# BRIEF
In the copy, keep every record exact and leave out all images.

# PROVIDED INFORMATION
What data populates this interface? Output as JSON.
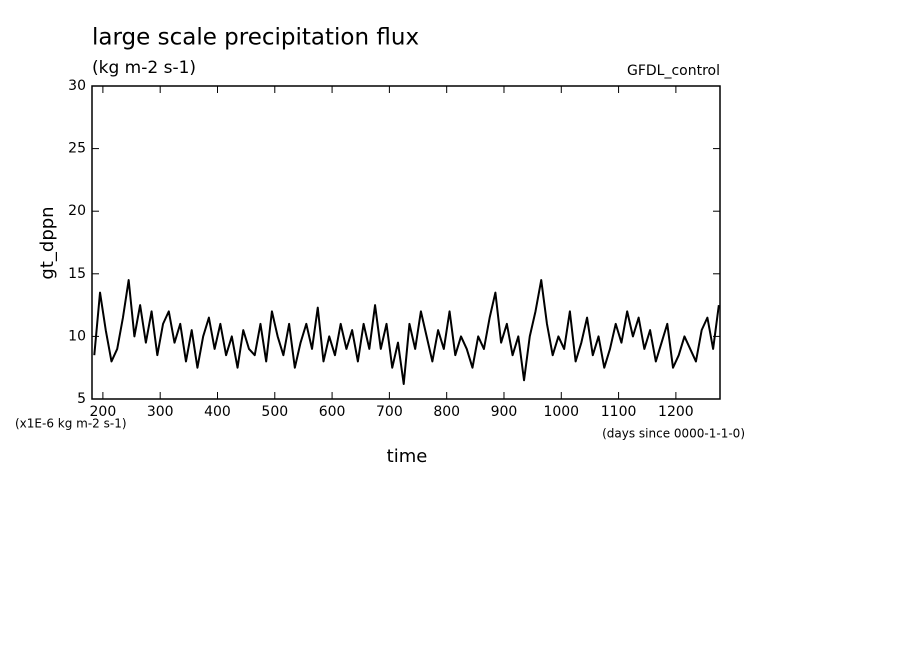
{
  "chart_data": {
    "type": "line",
    "title": "large scale precipitation flux",
    "subtitle": "(kg m-2 s-1)",
    "annotation": "GFDL_control",
    "ylabel": "gt_dppn",
    "xlabel": "time",
    "y_unit_note": "(x1E-6 kg m-2 s-1)",
    "x_unit_note": "(days since 0000-1-1-0)",
    "xlim": [
      181,
      1277
    ],
    "xticks": [
      200,
      300,
      400,
      500,
      600,
      700,
      800,
      900,
      1000,
      1100,
      1200
    ],
    "ylim": [
      5,
      30
    ],
    "yticks": [
      5,
      10,
      15,
      20,
      25,
      30
    ],
    "x": [
      185,
      195,
      205,
      215,
      225,
      235,
      245,
      255,
      265,
      275,
      285,
      295,
      305,
      315,
      325,
      335,
      345,
      355,
      365,
      375,
      385,
      395,
      405,
      415,
      425,
      435,
      445,
      455,
      465,
      475,
      485,
      495,
      505,
      515,
      525,
      535,
      545,
      555,
      565,
      575,
      585,
      595,
      605,
      615,
      625,
      635,
      645,
      655,
      665,
      675,
      685,
      695,
      705,
      715,
      725,
      735,
      745,
      755,
      765,
      775,
      785,
      795,
      805,
      815,
      825,
      835,
      845,
      855,
      865,
      875,
      885,
      895,
      905,
      915,
      925,
      935,
      945,
      955,
      965,
      975,
      985,
      995,
      1005,
      1015,
      1025,
      1035,
      1045,
      1055,
      1065,
      1075,
      1085,
      1095,
      1105,
      1115,
      1125,
      1135,
      1145,
      1155,
      1165,
      1175,
      1185,
      1195,
      1205,
      1215,
      1225,
      1235,
      1245,
      1255,
      1265,
      1275
    ],
    "series": [
      {
        "color": "#000000",
        "values": [
          8.5,
          13.5,
          10.5,
          8,
          9,
          11.5,
          14.5,
          10,
          12.5,
          9.5,
          12,
          8.5,
          11,
          12,
          9.5,
          11,
          8,
          10.5,
          7.5,
          10,
          11.5,
          9,
          11,
          8.5,
          10,
          7.5,
          10.5,
          9,
          8.5,
          11,
          8,
          12,
          10,
          8.5,
          11,
          7.5,
          9.5,
          11,
          9,
          12.3,
          8,
          10,
          8.5,
          11,
          9,
          10.5,
          8,
          11,
          9,
          12.5,
          9,
          11,
          7.5,
          9.5,
          6.2,
          11,
          9,
          12,
          10,
          8,
          10.5,
          9,
          12,
          8.5,
          10,
          9,
          7.5,
          10,
          9,
          11.5,
          13.5,
          9.5,
          11,
          8.5,
          10,
          6.5,
          10,
          12,
          14.5,
          11,
          8.5,
          10,
          9,
          12,
          8,
          9.5,
          11.5,
          8.5,
          10,
          7.5,
          9,
          11,
          9.5,
          12,
          10,
          11.5,
          9,
          10.5,
          8,
          9.5,
          11,
          7.5,
          8.5,
          10,
          9,
          8,
          10.5,
          11.5,
          9,
          12.5
        ]
      }
    ]
  }
}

# WRITTEN RESPONSE
What data populates this interface? Output as JSON.
{
  "chart_data": {
    "type": "line",
    "title": "large scale precipitation flux",
    "subtitle": "(kg m-2 s-1)",
    "annotation": "GFDL_control",
    "ylabel": "gt_dppn",
    "xlabel": "time",
    "y_unit_note": "(x1E-6 kg m-2 s-1)",
    "x_unit_note": "(days since 0000-1-1-0)",
    "xlim": [
      181,
      1277
    ],
    "xticks": [
      200,
      300,
      400,
      500,
      600,
      700,
      800,
      900,
      1000,
      1100,
      1200
    ],
    "ylim": [
      5,
      30
    ],
    "yticks": [
      5,
      10,
      15,
      20,
      25,
      30
    ],
    "x": [
      185,
      195,
      205,
      215,
      225,
      235,
      245,
      255,
      265,
      275,
      285,
      295,
      305,
      315,
      325,
      335,
      345,
      355,
      365,
      375,
      385,
      395,
      405,
      415,
      425,
      435,
      445,
      455,
      465,
      475,
      485,
      495,
      505,
      515,
      525,
      535,
      545,
      555,
      565,
      575,
      585,
      595,
      605,
      615,
      625,
      635,
      645,
      655,
      665,
      675,
      685,
      695,
      705,
      715,
      725,
      735,
      745,
      755,
      765,
      775,
      785,
      795,
      805,
      815,
      825,
      835,
      845,
      855,
      865,
      875,
      885,
      895,
      905,
      915,
      925,
      935,
      945,
      955,
      965,
      975,
      985,
      995,
      1005,
      1015,
      1025,
      1035,
      1045,
      1055,
      1065,
      1075,
      1085,
      1095,
      1105,
      1115,
      1125,
      1135,
      1145,
      1155,
      1165,
      1175,
      1185,
      1195,
      1205,
      1215,
      1225,
      1235,
      1245,
      1255,
      1265,
      1275
    ],
    "series": [
      {
        "color": "#000000",
        "values": [
          8.5,
          13.5,
          10.5,
          8,
          9,
          11.5,
          14.5,
          10,
          12.5,
          9.5,
          12,
          8.5,
          11,
          12,
          9.5,
          11,
          8,
          10.5,
          7.5,
          10,
          11.5,
          9,
          11,
          8.5,
          10,
          7.5,
          10.5,
          9,
          8.5,
          11,
          8,
          12,
          10,
          8.5,
          11,
          7.5,
          9.5,
          11,
          9,
          12.3,
          8,
          10,
          8.5,
          11,
          9,
          10.5,
          8,
          11,
          9,
          12.5,
          9,
          11,
          7.5,
          9.5,
          6.2,
          11,
          9,
          12,
          10,
          8,
          10.5,
          9,
          12,
          8.5,
          10,
          9,
          7.5,
          10,
          9,
          11.5,
          13.5,
          9.5,
          11,
          8.5,
          10,
          6.5,
          10,
          12,
          14.5,
          11,
          8.5,
          10,
          9,
          12,
          8,
          9.5,
          11.5,
          8.5,
          10,
          7.5,
          9,
          11,
          9.5,
          12,
          10,
          11.5,
          9,
          10.5,
          8,
          9.5,
          11,
          7.5,
          8.5,
          10,
          9,
          8,
          10.5,
          11.5,
          9,
          12.5
        ]
      }
    ]
  }
}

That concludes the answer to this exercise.